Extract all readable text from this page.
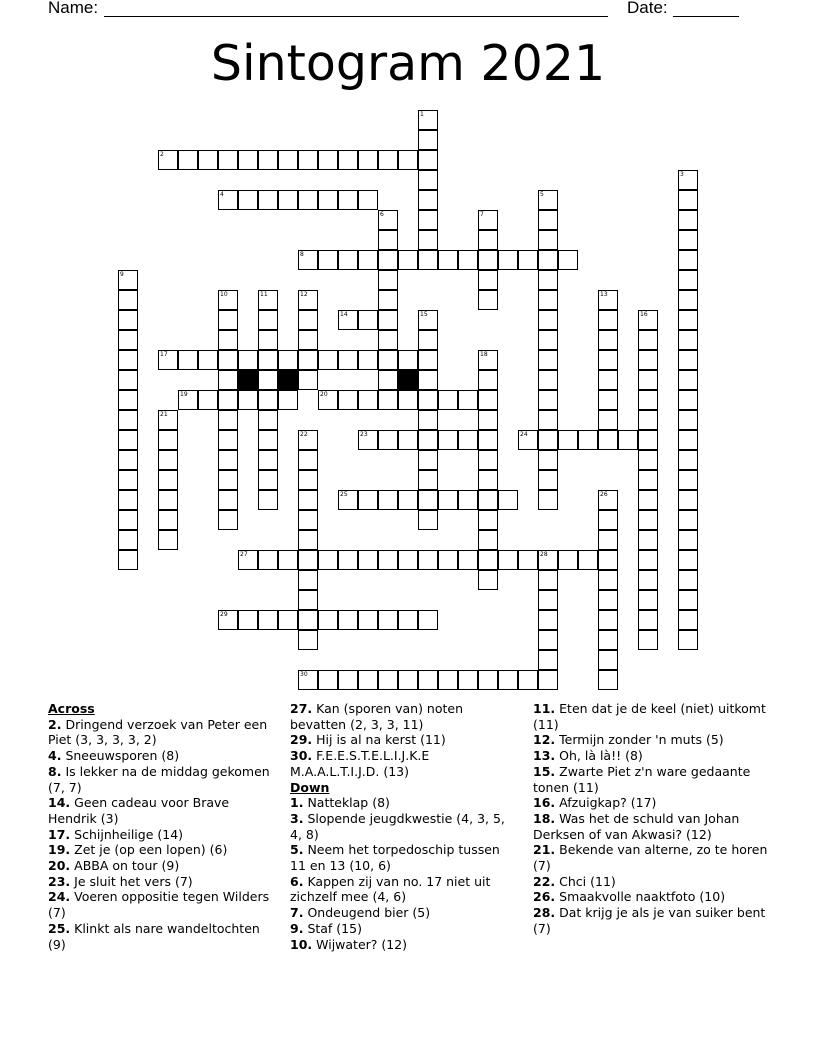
Name:	Date:
Sintogram 2021
2
4
8
14
17
19	20
23	24
25
27	28
29
30
1
3
5
6	7
9
10	11	12	13
15	16
18
21
22
26
Across
2. Dringend verzoek van Peter een Piet (3, 3, 3, 3, 2)
4. Sneeuwsporen (8)
8. Is lekker na de middag gekomen (7, 7)
14. Geen cadeau voor Brave Hendrik (3)
17. Schijnheilige (14)
19. Zet je (op een lopen) (6)
20. ABBA on tour (9)
23. Je sluit het vers (7)
24. Voeren oppositie tegen Wilders (7)
25. Klinkt als nare wandeltochten (9)
27. Kan (sporen van) noten bevatten (2, 3, 3, 11)
29. Hij is al na kerst (11)
30. F.E.E.S.T.E.L.I.J.K.E M.A.A.L.T.I.J.D. (13)
Down
1. Natteklap (8)
3. Slopende jeugdkwestie (4, 3, 5, 4, 8)
5. Neem het torpedoschip tussen 11 en 13 (10, 6)
6. Kappen zij van no. 17 niet uit zichzelf mee (4, 6)
7. Ondeugend bier (5)
9. Staf (15)
10. Wijwater? (12)
11. Eten dat je de keel (niet) uitkomt (11)
12. Termijn zonder 'n muts (5)
13. Oh, là là!! (8)
15. Zwarte Piet z'n ware gedaante tonen (11)
16. Afzuigkap? (17)
18. Was het de schuld van Johan Derksen of van Akwasi? (12)
21. Bekende van alterne, zo te horen (7)
22. Chci (11)
26. Smaakvolle naaktfoto (10)
28. Dat krijg je als je van suiker bent (7)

┄┄┄┄┄┄┄┄┄┄

» Your objective
Output every entry word for word, but omit the pictures.

» Task output
Extract all readable text from this page.
Name:	Date:
Sintogram 2021
2
4
8
14
17
19	20
23	24
25
27	28
29
30
1
3
5
6	7
9
10	11	12	13
15	16
18
21
22
26
Across
2. Dringend verzoek van Peter een Piet (3, 3, 3, 3, 2)
4. Sneeuwsporen (8)
8. Is lekker na de middag gekomen (7, 7)
14. Geen cadeau voor Brave Hendrik (3)
17. Schijnheilige (14)
19. Zet je (op een lopen) (6)
20. ABBA on tour (9)
23. Je sluit het vers (7)
24. Voeren oppositie tegen Wilders (7)
25. Klinkt als nare wandeltochten (9)
27. Kan (sporen van) noten bevatten (2, 3, 3, 11)
29. Hij is al na kerst (11)
30. F.E.E.S.T.E.L.I.J.K.E M.A.A.L.T.I.J.D. (13)
Down
1. Natteklap (8)
3. Slopende jeugdkwestie (4, 3, 5, 4, 8)
5. Neem het torpedoschip tussen 11 en 13 (10, 6)
6. Kappen zij van no. 17 niet uit zichzelf mee (4, 6)
7. Ondeugend bier (5)
9. Staf (15)
10. Wijwater? (12)
11. Eten dat je de keel (niet) uitkomt (11)
12. Termijn zonder 'n muts (5)
13. Oh, là là!! (8)
15. Zwarte Piet z'n ware gedaante tonen (11)
16. Afzuigkap? (17)
18. Was het de schuld van Johan Derksen of van Akwasi? (12)
21. Bekende van alterne, zo te horen (7)
22. Chci (11)
26. Smaakvolle naaktfoto (10)
28. Dat krijg je als je van suiker bent (7)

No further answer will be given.